> Data records
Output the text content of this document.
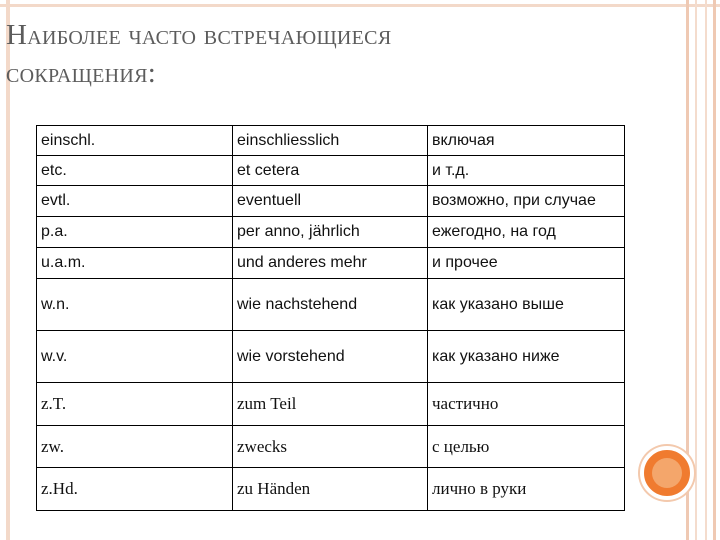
Наиболее часто встречающиеся
сокращения:
einschl.	einschliesslich	включая
etc.	et cetera	и т.д.
evtl.	eventuell	возможно, при случае
p.a.	per anno, jährlich	ежегодно, на год
u.a.m.	und anderes mehr	и прочее
w.n.	wie nachstehend	как указано выше
w.v.	wie vorstehend	как указано ниже
z.T.	zum Teil	частично
zw.	zwecks	с целью
z.Hd.	zu Händen	лично в руки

> WHAT IS REQUIRED
Every line above should be returned word for word, with the pictures left behind.

> TASK RESPONSE
Output the text content of this document.
Наиболее часто встречающиеся
сокращения:
einschl.	einschliesslich	включая
etc.	et cetera	и т.д.
evtl.	eventuell	возможно, при случае
p.a.	per anno, jährlich	ежегодно, на год
u.a.m.	und anderes mehr	и прочее
w.n.	wie nachstehend	как указано выше
w.v.	wie vorstehend	как указано ниже
z.T.	zum Teil	частично
zw.	zwecks	с целью
z.Hd.	zu Händen	лично в руки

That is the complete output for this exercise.